## TEXT SHOWN

+---+

Some confuse NCBA’s faith in our ability to compete globally with a belief that we support unfettered access to our domestic market. That is not the case. NCBA has been and will continue to be ever vigilant in ensuring that whatever enters this country is safe, that our cattle are protected and that America’s cattle producers are never placed at a competitive disadvantage. Trade must be fair, whether it is here at home or anywhere else in the world.

NCBA values are the values that made this country great and made our industry successful. We believe in capitalism and free markets. We believe in the democratic process and majority rule. We believe in limited government and the entrepreneurial spirit.

This means the role of government is not to tell us how to run our businesses and market our cattle, but rather to create rules that allow for fair business practices and to see that they are fairly enforced. We fully expect and will hold the government accountable for creating and enforcing fair trade agreements, but we must be very cautious regarding government encroachment into who can own cattle and how we market our cattle.

We are seeing a loss of trust in international trade because countries have not acted with integrity. That is why I’m so proud of the actions of the National Cattlemen’s Beef Association. The actions we took came from directions from our members through their affiliates. It would have been easy to stay out of the court case that blocked the opening of the Canadian border. But we knew the rule for opening that border was based on sound science. To slander the science was to slander our own practices and would have created an environment for distrust. We did the right thing — rather than the easy thing — and I’m convinced we are better off for it. The border is open, the market absorbed the opening in good fashion, and consumer confidence in beef is higher than ever.

But we have chaos in international beef and cattle trade today. To continue moving forward we have to restore integrity.  To do that, we have to have rules that are followed. Two of the major economies of the world are using international rules to violate the spirit of agreements — Europe and Japan. We can’t support trade agreements until we can trust both the rules and the spirit of agreements will be followed.  Free trade must be fair trade as well.

That is why NCBA is working with our government to develop the most effective measures necessary, including sanctions, to ensure we are treated fairly. We are not asking for abusive retaliation, but we must take the measures necessary to achieve fair trade.

+---+

## PROMPT A
In the passage on NCBA and fair trade, which two major economies are named as using international rules to violate the spirit of agreements?
## PROMPT B
Pick up the passage on NCBA and fair trade after its last sentence and keep writing it.

+---+

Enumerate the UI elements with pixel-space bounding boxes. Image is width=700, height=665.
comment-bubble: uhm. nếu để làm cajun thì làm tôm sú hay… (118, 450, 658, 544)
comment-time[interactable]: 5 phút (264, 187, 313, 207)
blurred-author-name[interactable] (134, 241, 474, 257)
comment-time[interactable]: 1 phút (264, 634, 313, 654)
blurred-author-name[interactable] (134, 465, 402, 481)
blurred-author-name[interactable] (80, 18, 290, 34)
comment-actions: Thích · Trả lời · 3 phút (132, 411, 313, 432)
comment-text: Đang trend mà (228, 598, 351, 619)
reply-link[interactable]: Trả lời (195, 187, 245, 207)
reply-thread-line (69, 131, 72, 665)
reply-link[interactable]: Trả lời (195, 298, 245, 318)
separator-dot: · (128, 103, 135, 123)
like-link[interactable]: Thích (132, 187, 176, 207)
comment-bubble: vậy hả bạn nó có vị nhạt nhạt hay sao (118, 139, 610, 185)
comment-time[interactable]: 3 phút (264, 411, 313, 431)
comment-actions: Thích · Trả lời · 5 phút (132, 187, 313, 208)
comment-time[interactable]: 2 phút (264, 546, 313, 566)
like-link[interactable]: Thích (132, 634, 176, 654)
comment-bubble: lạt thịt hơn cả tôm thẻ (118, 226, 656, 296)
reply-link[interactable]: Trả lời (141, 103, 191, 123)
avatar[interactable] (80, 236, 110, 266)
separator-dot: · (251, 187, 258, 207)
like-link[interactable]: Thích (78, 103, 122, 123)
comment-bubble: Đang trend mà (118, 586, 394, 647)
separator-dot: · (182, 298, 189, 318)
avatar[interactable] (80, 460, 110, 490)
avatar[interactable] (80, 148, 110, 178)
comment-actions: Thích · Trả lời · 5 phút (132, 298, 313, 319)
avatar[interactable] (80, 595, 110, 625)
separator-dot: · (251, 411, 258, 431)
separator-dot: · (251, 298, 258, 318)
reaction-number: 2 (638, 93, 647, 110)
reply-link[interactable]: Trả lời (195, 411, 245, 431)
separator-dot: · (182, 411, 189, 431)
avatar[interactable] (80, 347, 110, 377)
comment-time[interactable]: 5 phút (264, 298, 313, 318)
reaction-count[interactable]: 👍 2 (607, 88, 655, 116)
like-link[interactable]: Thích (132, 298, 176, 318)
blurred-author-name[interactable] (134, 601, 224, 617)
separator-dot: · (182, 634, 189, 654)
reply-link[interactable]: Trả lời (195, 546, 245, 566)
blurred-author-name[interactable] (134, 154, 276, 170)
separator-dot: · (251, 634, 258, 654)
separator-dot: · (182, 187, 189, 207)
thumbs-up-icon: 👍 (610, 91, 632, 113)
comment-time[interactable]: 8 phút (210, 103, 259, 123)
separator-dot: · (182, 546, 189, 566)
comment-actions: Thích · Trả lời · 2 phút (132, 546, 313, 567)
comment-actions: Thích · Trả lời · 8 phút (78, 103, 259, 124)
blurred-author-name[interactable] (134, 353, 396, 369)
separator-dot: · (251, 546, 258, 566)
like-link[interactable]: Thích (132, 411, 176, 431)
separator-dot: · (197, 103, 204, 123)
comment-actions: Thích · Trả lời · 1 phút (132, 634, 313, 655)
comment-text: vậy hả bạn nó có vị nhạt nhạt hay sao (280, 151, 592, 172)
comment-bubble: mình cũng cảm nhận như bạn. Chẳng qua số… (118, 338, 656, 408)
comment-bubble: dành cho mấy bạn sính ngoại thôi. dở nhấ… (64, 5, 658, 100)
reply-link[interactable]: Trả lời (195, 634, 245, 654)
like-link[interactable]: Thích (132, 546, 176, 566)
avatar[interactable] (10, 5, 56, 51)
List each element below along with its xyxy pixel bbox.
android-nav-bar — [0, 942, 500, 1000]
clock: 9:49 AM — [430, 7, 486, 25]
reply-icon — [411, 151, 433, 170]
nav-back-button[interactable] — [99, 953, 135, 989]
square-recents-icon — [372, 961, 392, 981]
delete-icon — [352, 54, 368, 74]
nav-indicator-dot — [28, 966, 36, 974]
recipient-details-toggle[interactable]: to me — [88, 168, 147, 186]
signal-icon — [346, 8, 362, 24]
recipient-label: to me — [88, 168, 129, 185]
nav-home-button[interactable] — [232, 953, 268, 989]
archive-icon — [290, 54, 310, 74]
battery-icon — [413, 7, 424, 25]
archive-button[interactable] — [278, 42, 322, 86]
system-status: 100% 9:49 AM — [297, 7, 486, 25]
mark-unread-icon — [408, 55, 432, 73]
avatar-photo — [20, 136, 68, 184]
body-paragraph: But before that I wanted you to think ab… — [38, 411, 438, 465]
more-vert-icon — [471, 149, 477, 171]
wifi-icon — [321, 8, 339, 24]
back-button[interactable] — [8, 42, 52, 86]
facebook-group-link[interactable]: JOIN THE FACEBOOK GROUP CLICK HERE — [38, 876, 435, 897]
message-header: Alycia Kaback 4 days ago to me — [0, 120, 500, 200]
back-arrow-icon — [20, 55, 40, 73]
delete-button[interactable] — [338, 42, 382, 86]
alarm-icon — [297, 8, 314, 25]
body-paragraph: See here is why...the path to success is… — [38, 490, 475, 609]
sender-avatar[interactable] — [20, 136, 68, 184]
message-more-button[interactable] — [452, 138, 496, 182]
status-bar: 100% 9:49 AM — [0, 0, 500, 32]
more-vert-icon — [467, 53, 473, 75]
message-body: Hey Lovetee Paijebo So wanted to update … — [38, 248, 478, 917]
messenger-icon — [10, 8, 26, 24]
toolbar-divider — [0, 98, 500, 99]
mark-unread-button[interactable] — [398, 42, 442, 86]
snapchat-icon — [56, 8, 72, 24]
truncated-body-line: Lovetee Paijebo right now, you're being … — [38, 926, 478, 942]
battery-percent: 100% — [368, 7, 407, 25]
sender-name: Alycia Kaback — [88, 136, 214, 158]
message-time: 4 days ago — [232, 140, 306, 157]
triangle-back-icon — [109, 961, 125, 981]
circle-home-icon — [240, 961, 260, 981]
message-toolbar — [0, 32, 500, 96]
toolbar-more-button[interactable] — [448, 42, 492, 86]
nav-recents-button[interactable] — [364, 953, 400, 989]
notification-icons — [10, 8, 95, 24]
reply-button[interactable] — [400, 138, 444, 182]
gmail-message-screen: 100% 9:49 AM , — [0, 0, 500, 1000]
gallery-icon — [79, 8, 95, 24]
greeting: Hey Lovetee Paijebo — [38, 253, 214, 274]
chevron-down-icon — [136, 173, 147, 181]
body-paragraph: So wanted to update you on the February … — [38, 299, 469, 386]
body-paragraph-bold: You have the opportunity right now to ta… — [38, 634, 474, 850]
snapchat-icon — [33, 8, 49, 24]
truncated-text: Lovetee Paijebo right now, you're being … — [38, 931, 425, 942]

+---+

## WRITTEN ANSWER A
Europe and Japan.

## WRITTEN ANSWER B
We followed a blueprint that allowed us to turn beef demand around. In the coming days, the Beef Industry Long Range Planning Committee will unveil the next phase of a continuing long range plan. It will be the proposed blueprint for the next five years. Selected by the officers of NCBA and the Cattlemen’s Beef Board, this group comprises some of the best thinkers this industry has to offer, from every segment of the cattle/beef chain. It will be submitted to all cattle and beef industry stakeholders for review and input.

It is a good plan, but it will be up to each of us to decide if it becomes the plan. After being reviewed over the next few months it will be considered for approval at the Industry Annual Convention in Denver in February. The plan calls for the industry to mobilize around these objectives — building beef demand, increasing beef’s market share in the protein market, increasing the value of what we produce and setting standards for managing fair international trade.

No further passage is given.